» Exercise prompt: Extract the lines that carry the string "загальній" from the listing.

Records from a collection:
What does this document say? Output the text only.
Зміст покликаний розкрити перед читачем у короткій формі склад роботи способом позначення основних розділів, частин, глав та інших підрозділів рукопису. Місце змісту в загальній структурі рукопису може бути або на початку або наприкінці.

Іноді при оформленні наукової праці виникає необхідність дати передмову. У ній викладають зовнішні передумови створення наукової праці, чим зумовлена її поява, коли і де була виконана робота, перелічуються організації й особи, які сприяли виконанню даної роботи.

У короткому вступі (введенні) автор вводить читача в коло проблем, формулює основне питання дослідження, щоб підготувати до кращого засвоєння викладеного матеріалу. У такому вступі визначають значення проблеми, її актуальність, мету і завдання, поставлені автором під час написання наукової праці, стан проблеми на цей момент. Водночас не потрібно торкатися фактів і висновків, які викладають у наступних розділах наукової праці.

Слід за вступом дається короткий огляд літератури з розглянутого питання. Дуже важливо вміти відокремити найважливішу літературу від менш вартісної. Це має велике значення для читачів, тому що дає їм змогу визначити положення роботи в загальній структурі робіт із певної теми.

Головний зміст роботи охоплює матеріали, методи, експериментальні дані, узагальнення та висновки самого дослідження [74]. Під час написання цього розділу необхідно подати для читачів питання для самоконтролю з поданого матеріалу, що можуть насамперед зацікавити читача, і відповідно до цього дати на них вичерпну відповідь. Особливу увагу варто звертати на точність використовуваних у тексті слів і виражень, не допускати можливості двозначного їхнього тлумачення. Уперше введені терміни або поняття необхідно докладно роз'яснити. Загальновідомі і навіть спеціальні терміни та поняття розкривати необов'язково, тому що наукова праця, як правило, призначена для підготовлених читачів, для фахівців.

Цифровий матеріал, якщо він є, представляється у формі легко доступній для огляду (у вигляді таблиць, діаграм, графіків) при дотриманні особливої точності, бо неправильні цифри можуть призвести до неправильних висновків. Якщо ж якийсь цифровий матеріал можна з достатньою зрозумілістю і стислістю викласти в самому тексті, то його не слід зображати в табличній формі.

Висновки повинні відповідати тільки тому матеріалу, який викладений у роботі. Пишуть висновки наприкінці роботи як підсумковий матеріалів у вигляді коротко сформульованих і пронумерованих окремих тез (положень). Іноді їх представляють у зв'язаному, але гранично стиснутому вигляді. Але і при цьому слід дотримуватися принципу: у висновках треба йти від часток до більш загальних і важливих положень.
...
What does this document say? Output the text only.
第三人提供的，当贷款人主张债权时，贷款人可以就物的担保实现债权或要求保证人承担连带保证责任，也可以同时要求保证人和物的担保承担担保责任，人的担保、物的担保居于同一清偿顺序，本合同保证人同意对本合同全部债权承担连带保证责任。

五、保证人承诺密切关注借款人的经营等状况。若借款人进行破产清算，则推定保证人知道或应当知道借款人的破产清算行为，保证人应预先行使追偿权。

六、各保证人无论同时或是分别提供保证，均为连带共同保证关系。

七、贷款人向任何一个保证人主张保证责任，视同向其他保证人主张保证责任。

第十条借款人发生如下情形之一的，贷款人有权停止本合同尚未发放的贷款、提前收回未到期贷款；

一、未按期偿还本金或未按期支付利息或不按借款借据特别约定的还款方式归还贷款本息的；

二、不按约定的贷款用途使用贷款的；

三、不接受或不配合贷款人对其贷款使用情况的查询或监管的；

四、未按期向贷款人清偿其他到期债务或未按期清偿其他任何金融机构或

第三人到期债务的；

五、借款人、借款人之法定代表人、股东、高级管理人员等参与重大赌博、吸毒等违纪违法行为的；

» Task solution:
Зміст покликаний розкрити перед читачем у короткій формі склад роботи способом позначення основних розділів, частин, глав та інших підрозділів рукопису. Місце змісту в загальній структурі рукопису може бути або на початку або наприкінці.
Слід за вступом дається короткий огляд літератури з розглянутого питання. Дуже важливо вміти відокремити найважливішу літературу від менш вартісної. Це має велике значення для читачів, тому що дає їм змогу визначити положення роботи в загальній структурі робіт із певної теми.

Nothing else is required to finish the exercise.